Problem requirements: Restate the listing that follows word for word, without its pictures.

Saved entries
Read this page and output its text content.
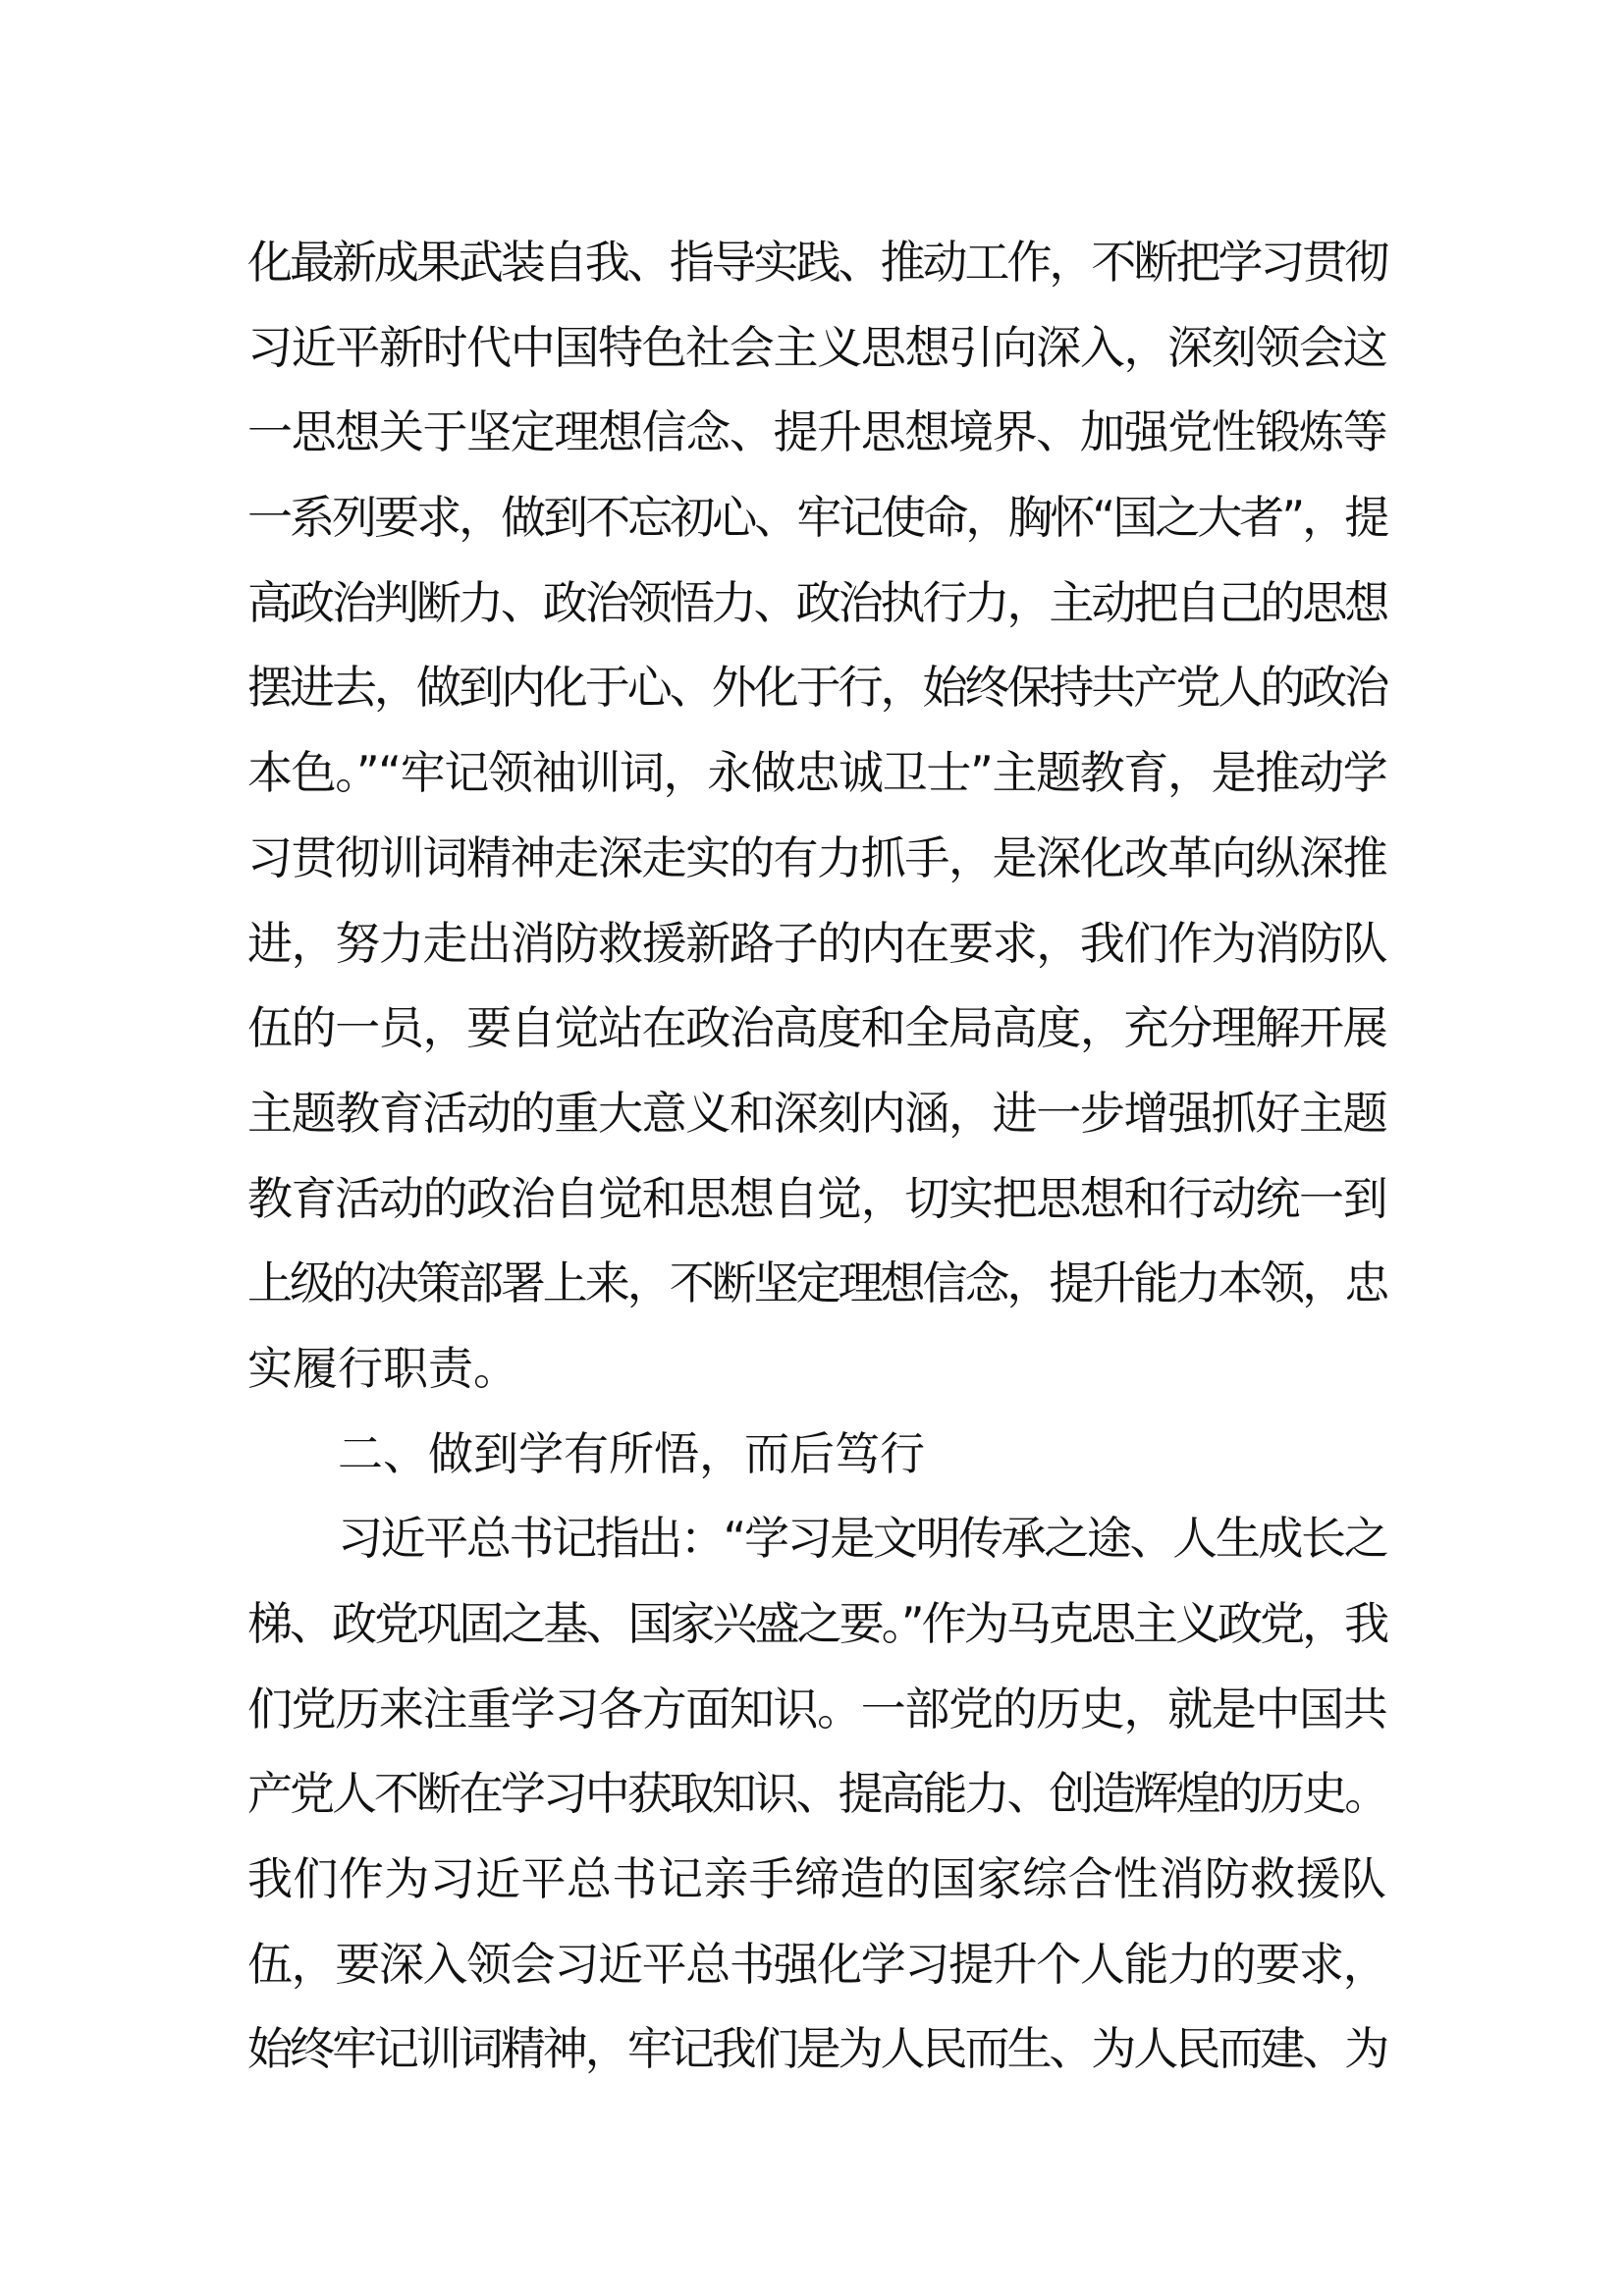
化最新成果武装自我、指导实践、推动工作，不断把学习贯彻
习近平新时代中国特色社会主义思想引向深入，深刻领会这
一思想关于坚定理想信念、提升思想境界、加强党性锻炼等
一系列要求，做到不忘初心、牢记使命，胸怀“国之大者”，提
高政治判断力、政治领悟力、政治执行力，主动把自己的思想
摆进去，做到内化于心、外化于行，始终保持共产党人的政治
本色。”“牢记领袖训词，永做忠诚卫士”主题教育，是推动学
习贯彻训词精神走深走实的有力抓手，是深化改革向纵深推
进，努力走出消防救援新路子的内在要求，我们作为消防队
伍的一员，要自觉站在政治高度和全局高度，充分理解开展
主题教育活动的重大意义和深刻内涵，进一步增强抓好主题
教育活动的政治自觉和思想自觉，切实把思想和行动统一到
上级的决策部署上来，不断坚定理想信念，提升能力本领，忠
实履行职责。
二、做到学有所悟，而后笃行
习近平总书记指出：“学习是文明传承之途、人生成长之
梯、政党巩固之基、国家兴盛之要。”作为马克思主义政党，我
们党历来注重学习各方面知识。一部党的历史，就是中国共
产党人不断在学习中获取知识、提高能力、创造辉煌的历史。
我们作为习近平总书记亲手缔造的国家综合性消防救援队
伍，要深入领会习近平总书强化学习提升个人能力的要求，
始终牢记训词精神，牢记我们是为人民而生、为人民而建、为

Problem solution:
Read this page and output its text content.
化最新成果武装自我、指导实践、推动工作，不断把学习贯彻
习近平新时代中国特色社会主义思想引向深入，深刻领会这
一思想关于坚定理想信念、提升思想境界、加强党性锻炼等
一系列要求，做到不忘初心、牢记使命，胸怀“国之大者”，提
高政治判断力、政治领悟力、政治执行力，主动把自己的思想
摆进去，做到内化于心、外化于行，始终保持共产党人的政治
本色。”“牢记领袖训词，永做忠诚卫士”主题教育，是推动学
习贯彻训词精神走深走实的有力抓手，是深化改革向纵深推
进，努力走出消防救援新路子的内在要求，我们作为消防队
伍的一员，要自觉站在政治高度和全局高度，充分理解开展
主题教育活动的重大意义和深刻内涵，进一步增强抓好主题
教育活动的政治自觉和思想自觉，切实把思想和行动统一到
上级的决策部署上来，不断坚定理想信念，提升能力本领，忠
实履行职责。
二、做到学有所悟，而后笃行
习近平总书记指出：“学习是文明传承之途、人生成长之
梯、政党巩固之基、国家兴盛之要。”作为马克思主义政党，我
们党历来注重学习各方面知识。一部党的历史，就是中国共
产党人不断在学习中获取知识、提高能力、创造辉煌的历史。
我们作为习近平总书记亲手缔造的国家综合性消防救援队
伍，要深入领会习近平总书强化学习提升个人能力的要求，
始终牢记训词精神，牢记我们是为人民而生、为人民而建、为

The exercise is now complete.